Report all lines holding "Design".

··· Supplied material

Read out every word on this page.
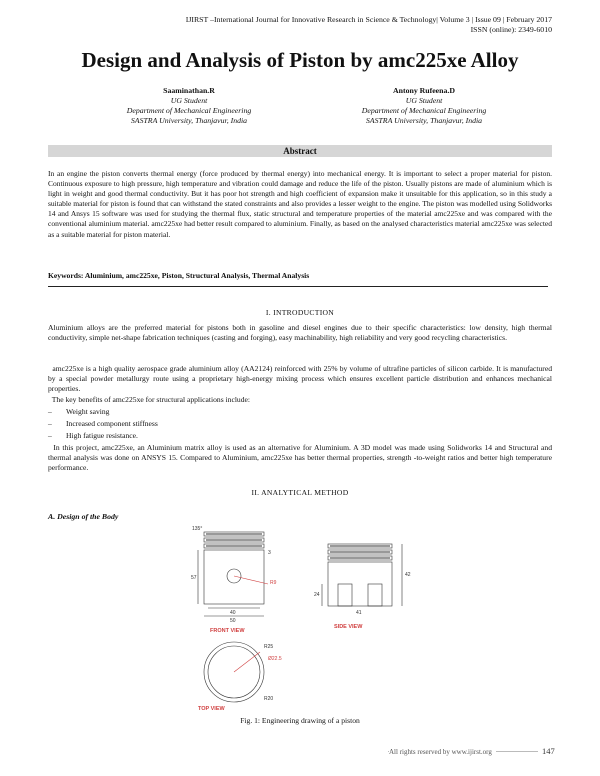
IJIRST –International Journal for Innovative Research in Science & Technology| Volume 3 | Issue 09 | February 2017
ISSN (online): 2349-6010
Design and Analysis of Piston by amc225xe Alloy
Saaminathan.R
UG Student
Department of Mechanical Engineering
SASTRA University, Thanjavur, India
Antony Rufeena.D
UG Student
Department of Mechanical Engineering
SASTRA University, Thanjavur, India
Abstract
In an engine the piston converts thermal energy (force produced by thermal energy) into mechanical energy. It is important to select a proper material for piston. Continuous exposure to high pressure, high temperature and vibration could damage and reduce the life of the piston. Usually pistons are made of aluminium which is light in weight and good thermal conductivity. But it has poor hot strength and high coefficient of expansion make it unsuitable for this application, so in this study a suitable material for piston is found that can withstand the stated constraints and also provides a lesser weight to the engine. The piston was modelled using Solidworks 14 and Ansys 15 software was used for studying the thermal flux, static structural and temperature properties of the material amc225xe and was compared with the conventional aluminium material. amc225xe had better result compared to aluminium. Finally, as based on the analysed characteristics material amc225xe was selected as a suitable material for piston material.
Keywords: Aluminium, amc225xe, Piston, Structural Analysis, Thermal Analysis
I. INTRODUCTION
Aluminium alloys are the preferred material for pistons both in gasoline and diesel engines due to their specific characteristics: low density, high thermal conductivity, simple net-shape fabrication techniques (casting and forging), easy machinability, high reliability and very good recycling characteristics.
amc225xe is a high quality aerospace grade aluminium alloy (AA2124) reinforced with 25% by volume of ultrafine particles of silicon carbide. It is manufactured by a special powder metallurgy route using a proprietary high-energy mixing process which ensures excellent particle distribution and enhances mechanical properties.
The key benefits of amc225xe for structural applications include:
– Weight saving
– Increased component stiffness
– High fatigue resistance.
In this project, amc225xe, an Aluminium matrix alloy is used as an alternative for Aluminium. A 3D model was made using Solidworks 14 and Structural and thermal analysis was done on ANSYS 15. Compared to Aluminium, amc225xe has better thermal properties, strength -to-weight ratios and better high temperature performance.
II. ANALYTICAL METHOD
A. Design of the Body
135°
3
R9
57
40
50
FRONT VIEW
42
24
41
SIDE VIEW
R25
Ø22.5
R20
TOP VIEW
Fig. 1: Engineering drawing of a piston
All rights reserved by www.ijirst.org	147
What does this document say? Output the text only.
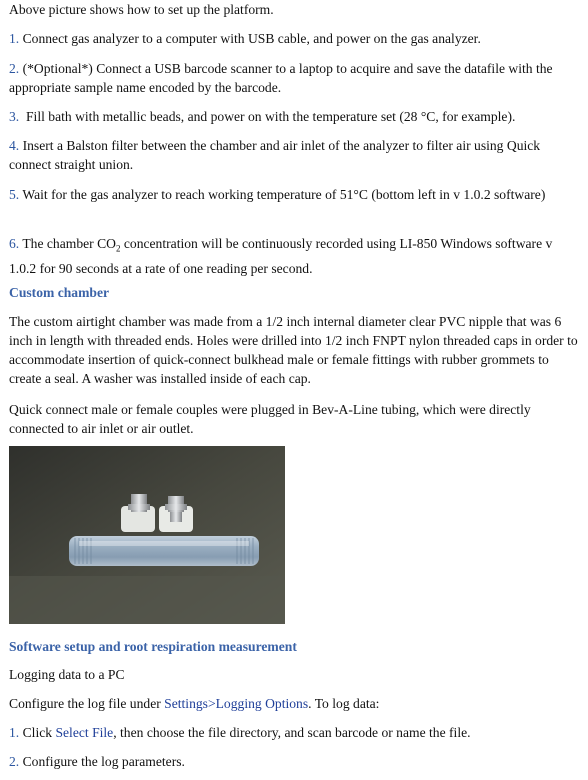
Above picture shows how to set up the platform.

1. Connect gas analyzer to a computer with USB cable, and power on the gas analyzer.

2. (*Optional*) Connect a USB barcode scanner to a laptop to acquire and save the datafile with the appropriate sample name encoded by the barcode.

3.  Fill bath with metallic beads, and power on with the temperature set (28 °C, for example).

4. Insert a Balston filter between the chamber and air inlet of the analyzer to filter air using Quick connect straight union.

5. Wait for the gas analyzer to reach working temperature of 51°C (bottom left in v 1.0.2 software)

6. The chamber $CO_2$ concentration will be continuously recorded using LI-850 Windows software v 1.0.2 for 90 seconds at a rate of one reading per second.

Custom chamber

The custom airtight chamber was made from a 1/2 inch internal diameter clear PVC nipple that was 6 inch in length with threaded ends. Holes were drilled into 1/2 inch FNPT nylon threaded caps in order to accommodate insertion of quick-connect bulkhead male or female fittings with rubber grommets to create a seal. A washer was installed inside of each cap.

Quick connect male or female couples were plugged in Bev-A-Line tubing, which were directly connected to air inlet or air outlet.

Software setup and root respiration measurement

Logging data to a PC

Configure the log file under Settings>Logging Options. To log data:

1. Click Select File, then choose the file directory, and scan barcode or name the file.

2. Configure the log parameters.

······

> [The result]
Design and Analysis of Piston by amc225xe Alloy
A. Design of the Body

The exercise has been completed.